- [DATASET EXCERPTS]:

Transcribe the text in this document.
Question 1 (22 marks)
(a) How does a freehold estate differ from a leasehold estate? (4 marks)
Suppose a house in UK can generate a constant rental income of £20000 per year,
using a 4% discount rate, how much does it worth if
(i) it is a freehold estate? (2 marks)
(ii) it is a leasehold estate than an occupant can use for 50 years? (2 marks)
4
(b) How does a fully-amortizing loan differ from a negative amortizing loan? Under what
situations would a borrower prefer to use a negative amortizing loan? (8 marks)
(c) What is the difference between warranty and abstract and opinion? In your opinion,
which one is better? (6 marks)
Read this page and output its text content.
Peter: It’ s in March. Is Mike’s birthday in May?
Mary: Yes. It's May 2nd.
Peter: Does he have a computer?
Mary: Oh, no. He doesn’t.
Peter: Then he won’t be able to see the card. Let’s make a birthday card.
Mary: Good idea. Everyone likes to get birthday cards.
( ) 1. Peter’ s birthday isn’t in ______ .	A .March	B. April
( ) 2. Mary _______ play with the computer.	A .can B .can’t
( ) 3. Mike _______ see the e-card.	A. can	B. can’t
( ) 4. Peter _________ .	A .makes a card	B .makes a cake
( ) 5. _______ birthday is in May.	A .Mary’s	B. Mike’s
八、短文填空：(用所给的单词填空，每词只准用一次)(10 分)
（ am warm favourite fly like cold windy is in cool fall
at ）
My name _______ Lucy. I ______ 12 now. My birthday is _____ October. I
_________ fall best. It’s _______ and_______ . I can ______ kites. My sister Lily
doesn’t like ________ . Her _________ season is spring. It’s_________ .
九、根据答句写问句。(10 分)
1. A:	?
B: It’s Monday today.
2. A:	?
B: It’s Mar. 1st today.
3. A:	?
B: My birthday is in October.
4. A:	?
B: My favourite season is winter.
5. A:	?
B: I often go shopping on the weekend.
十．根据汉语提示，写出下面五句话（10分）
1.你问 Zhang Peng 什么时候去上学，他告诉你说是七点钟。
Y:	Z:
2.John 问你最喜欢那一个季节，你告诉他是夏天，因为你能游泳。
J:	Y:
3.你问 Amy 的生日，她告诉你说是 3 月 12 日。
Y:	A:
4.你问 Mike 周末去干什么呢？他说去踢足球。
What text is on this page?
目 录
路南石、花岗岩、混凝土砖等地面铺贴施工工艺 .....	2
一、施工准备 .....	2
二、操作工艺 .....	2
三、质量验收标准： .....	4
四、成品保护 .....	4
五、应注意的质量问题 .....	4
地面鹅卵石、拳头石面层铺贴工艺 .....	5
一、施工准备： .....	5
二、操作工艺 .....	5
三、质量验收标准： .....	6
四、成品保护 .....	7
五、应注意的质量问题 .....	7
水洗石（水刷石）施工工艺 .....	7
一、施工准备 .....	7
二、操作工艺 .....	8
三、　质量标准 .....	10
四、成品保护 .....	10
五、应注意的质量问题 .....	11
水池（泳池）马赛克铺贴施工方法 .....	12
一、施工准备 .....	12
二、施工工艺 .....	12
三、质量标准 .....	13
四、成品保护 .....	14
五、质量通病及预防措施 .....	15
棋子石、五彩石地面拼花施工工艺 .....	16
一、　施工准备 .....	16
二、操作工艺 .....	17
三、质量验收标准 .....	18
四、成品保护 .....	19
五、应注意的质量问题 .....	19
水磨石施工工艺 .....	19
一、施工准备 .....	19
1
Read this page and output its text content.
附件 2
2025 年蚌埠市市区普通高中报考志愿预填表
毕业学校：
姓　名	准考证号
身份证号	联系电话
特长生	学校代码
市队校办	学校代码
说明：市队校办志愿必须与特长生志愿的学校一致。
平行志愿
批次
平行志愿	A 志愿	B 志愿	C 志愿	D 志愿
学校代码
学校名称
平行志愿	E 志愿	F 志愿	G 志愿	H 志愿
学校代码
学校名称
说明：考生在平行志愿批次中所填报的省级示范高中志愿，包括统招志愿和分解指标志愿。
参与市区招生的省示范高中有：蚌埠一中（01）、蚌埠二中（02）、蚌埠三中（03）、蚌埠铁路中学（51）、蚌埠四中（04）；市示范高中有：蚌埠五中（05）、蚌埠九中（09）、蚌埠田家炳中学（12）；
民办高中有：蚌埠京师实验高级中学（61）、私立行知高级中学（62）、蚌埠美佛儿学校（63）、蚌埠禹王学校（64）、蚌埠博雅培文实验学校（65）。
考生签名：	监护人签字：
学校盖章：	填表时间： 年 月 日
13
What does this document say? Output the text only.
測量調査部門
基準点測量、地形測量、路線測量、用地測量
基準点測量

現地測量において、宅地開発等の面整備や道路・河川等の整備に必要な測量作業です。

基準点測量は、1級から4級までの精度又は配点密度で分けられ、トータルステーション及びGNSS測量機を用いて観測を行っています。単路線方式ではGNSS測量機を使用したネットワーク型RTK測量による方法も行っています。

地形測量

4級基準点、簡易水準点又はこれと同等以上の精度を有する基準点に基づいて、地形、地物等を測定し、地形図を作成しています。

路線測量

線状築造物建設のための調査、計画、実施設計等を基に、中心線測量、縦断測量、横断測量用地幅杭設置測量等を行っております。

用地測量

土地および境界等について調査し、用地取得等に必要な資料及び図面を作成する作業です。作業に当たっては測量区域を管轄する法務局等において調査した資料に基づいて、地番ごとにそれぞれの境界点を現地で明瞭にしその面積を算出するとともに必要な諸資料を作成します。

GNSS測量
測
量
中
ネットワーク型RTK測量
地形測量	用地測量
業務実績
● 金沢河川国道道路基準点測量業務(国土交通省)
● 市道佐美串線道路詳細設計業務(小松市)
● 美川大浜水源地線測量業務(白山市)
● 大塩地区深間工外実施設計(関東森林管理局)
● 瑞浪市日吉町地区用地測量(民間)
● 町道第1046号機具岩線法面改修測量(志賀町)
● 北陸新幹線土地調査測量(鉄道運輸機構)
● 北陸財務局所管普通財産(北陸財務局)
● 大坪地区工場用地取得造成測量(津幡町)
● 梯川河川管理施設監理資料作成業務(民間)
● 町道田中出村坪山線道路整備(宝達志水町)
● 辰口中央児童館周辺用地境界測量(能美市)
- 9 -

- [WHAT YOU NEED TO DO]:
Every entry above needs to be quoted exactly.

- [EXERCISE RESPONSE]:
Transcribe the text in this document.
Question 1 (22 marks)
(a) How does a freehold estate differ from a leasehold estate? (4 marks)
Suppose a house in UK can generate a constant rental income of £20000 per year,
using a 4% discount rate, how much does it worth if
(i) it is a freehold estate? (2 marks)
(ii) it is a leasehold estate than an occupant can use for 50 years? (2 marks)
4
(b) How does a fully-amortizing loan differ from a negative amortizing loan? Under what
situations would a borrower prefer to use a negative amortizing loan? (8 marks)
(c) What is the difference between warranty and abstract and opinion? In your opinion,
which one is better? (6 marks)
Read this page and output its text content.
Peter: It’ s in March. Is Mike’s birthday in May?
Mary: Yes. It's May 2nd.
Peter: Does he have a computer?
Mary: Oh, no. He doesn’t.
Peter: Then he won’t be able to see the card. Let’s make a birthday card.
Mary: Good idea. Everyone likes to get birthday cards.
( ) 1. Peter’ s birthday isn’t in ______ .	A .March	B. April
( ) 2. Mary _______ play with the computer.	A .can B .can’t
( ) 3. Mike _______ see the e-card.	A. can	B. can’t
( ) 4. Peter _________ .	A .makes a card	B .makes a cake
( ) 5. _______ birthday is in May.	A .Mary’s	B. Mike’s
八、短文填空：(用所给的单词填空，每词只准用一次)(10 分)
（ am warm favourite fly like cold windy is in cool fall
at ）
My name _______ Lucy. I ______ 12 now. My birthday is _____ October. I
_________ fall best. It’s _______ and_______ . I can ______ kites. My sister Lily
doesn’t like ________ . Her _________ season is spring. It’s_________ .
九、根据答句写问句。(10 分)
1. A:	?
B: It’s Monday today.
2. A:	?
B: It’s Mar. 1st today.
3. A:	?
B: My birthday is in October.
4. A:	?
B: My favourite season is winter.
5. A:	?
B: I often go shopping on the weekend.
十．根据汉语提示，写出下面五句话（10分）
1.你问 Zhang Peng 什么时候去上学，他告诉你说是七点钟。
Y:	Z:
2.John 问你最喜欢那一个季节，你告诉他是夏天，因为你能游泳。
J:	Y:
3.你问 Amy 的生日，她告诉你说是 3 月 12 日。
Y:	A:
4.你问 Mike 周末去干什么呢？他说去踢足球。
What text is on this page?
目 录
路南石、花岗岩、混凝土砖等地面铺贴施工工艺 .....	2
一、施工准备 .....	2
二、操作工艺 .....	2
三、质量验收标准： .....	4
四、成品保护 .....	4
五、应注意的质量问题 .....	4
地面鹅卵石、拳头石面层铺贴工艺 .....	5
一、施工准备： .....	5
二、操作工艺 .....	5
三、质量验收标准： .....	6
四、成品保护 .....	7
五、应注意的质量问题 .....	7
水洗石（水刷石）施工工艺 .....	7
一、施工准备 .....	7
二、操作工艺 .....	8
三、　质量标准 .....	10
四、成品保护 .....	10
五、应注意的质量问题 .....	11
水池（泳池）马赛克铺贴施工方法 .....	12
一、施工准备 .....	12
二、施工工艺 .....	12
三、质量标准 .....	13
四、成品保护 .....	14
五、质量通病及预防措施 .....	15
棋子石、五彩石地面拼花施工工艺 .....	16
一、　施工准备 .....	16
二、操作工艺 .....	17
三、质量验收标准 .....	18
四、成品保护 .....	19
五、应注意的质量问题 .....	19
水磨石施工工艺 .....	19
一、施工准备 .....	19
1
Read this page and output its text content.
附件 2
2025 年蚌埠市市区普通高中报考志愿预填表
毕业学校：
姓　名	准考证号
身份证号	联系电话
特长生	学校代码
市队校办	学校代码
说明：市队校办志愿必须与特长生志愿的学校一致。
平行志愿
批次
平行志愿	A 志愿	B 志愿	C 志愿	D 志愿
学校代码
学校名称
平行志愿	E 志愿	F 志愿	G 志愿	H 志愿
学校代码
学校名称
说明：考生在平行志愿批次中所填报的省级示范高中志愿，包括统招志愿和分解指标志愿。
参与市区招生的省示范高中有：蚌埠一中（01）、蚌埠二中（02）、蚌埠三中（03）、蚌埠铁路中学（51）、蚌埠四中（04）；市示范高中有：蚌埠五中（05）、蚌埠九中（09）、蚌埠田家炳中学（12）；
民办高中有：蚌埠京师实验高级中学（61）、私立行知高级中学（62）、蚌埠美佛儿学校（63）、蚌埠禹王学校（64）、蚌埠博雅培文实验学校（65）。
考生签名：	监护人签字：
学校盖章：	填表时间： 年 月 日
13
What does this document say? Output the text only.
測量調査部門
基準点測量、地形測量、路線測量、用地測量
基準点測量

現地測量において、宅地開発等の面整備や道路・河川等の整備に必要な測量作業です。

基準点測量は、1級から4級までの精度又は配点密度で分けられ、トータルステーション及びGNSS測量機を用いて観測を行っています。単路線方式ではGNSS測量機を使用したネットワーク型RTK測量による方法も行っています。

地形測量

4級基準点、簡易水準点又はこれと同等以上の精度を有する基準点に基づいて、地形、地物等を測定し、地形図を作成しています。

路線測量

線状築造物建設のための調査、計画、実施設計等を基に、中心線測量、縦断測量、横断測量用地幅杭設置測量等を行っております。

用地測量

土地および境界等について調査し、用地取得等に必要な資料及び図面を作成する作業です。作業に当たっては測量区域を管轄する法務局等において調査した資料に基づいて、地番ごとにそれぞれの境界点を現地で明瞭にしその面積を算出するとともに必要な諸資料を作成します。

GNSS測量
測
量
中
ネットワーク型RTK測量
地形測量	用地測量
業務実績
● 金沢河川国道道路基準点測量業務(国土交通省)
● 市道佐美串線道路詳細設計業務(小松市)
● 美川大浜水源地線測量業務(白山市)
● 大塩地区深間工外実施設計(関東森林管理局)
● 瑞浪市日吉町地区用地測量(民間)
● 町道第1046号機具岩線法面改修測量(志賀町)
● 北陸新幹線土地調査測量(鉄道運輸機構)
● 北陸財務局所管普通財産(北陸財務局)
● 大坪地区工場用地取得造成測量(津幡町)
● 梯川河川管理施設監理資料作成業務(民間)
● 町道田中出村坪山線道路整備(宝達志水町)
● 辰口中央児童館周辺用地境界測量(能美市)
- 9 -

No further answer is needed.